Return the count of lines that hold the string "this", with no other words.

## [Data records]

• • • •

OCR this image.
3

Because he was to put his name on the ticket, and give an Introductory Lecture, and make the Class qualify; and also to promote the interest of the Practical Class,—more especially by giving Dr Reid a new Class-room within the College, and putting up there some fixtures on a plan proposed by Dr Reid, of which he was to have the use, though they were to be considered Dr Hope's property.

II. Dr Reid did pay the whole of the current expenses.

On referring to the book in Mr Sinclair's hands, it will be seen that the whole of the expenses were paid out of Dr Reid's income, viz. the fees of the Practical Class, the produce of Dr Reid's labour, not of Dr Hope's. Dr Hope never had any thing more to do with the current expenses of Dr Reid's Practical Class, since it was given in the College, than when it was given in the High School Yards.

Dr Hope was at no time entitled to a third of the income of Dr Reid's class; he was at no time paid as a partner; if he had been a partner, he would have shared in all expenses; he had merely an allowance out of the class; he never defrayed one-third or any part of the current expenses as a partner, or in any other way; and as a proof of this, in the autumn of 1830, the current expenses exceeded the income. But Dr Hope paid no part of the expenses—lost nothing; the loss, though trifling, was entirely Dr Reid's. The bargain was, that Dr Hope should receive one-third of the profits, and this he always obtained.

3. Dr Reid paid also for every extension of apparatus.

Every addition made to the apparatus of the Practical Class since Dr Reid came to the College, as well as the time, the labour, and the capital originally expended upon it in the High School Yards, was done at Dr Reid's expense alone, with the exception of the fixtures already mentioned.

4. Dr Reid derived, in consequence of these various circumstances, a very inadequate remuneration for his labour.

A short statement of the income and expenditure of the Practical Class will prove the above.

• • • •

## [Full response]
2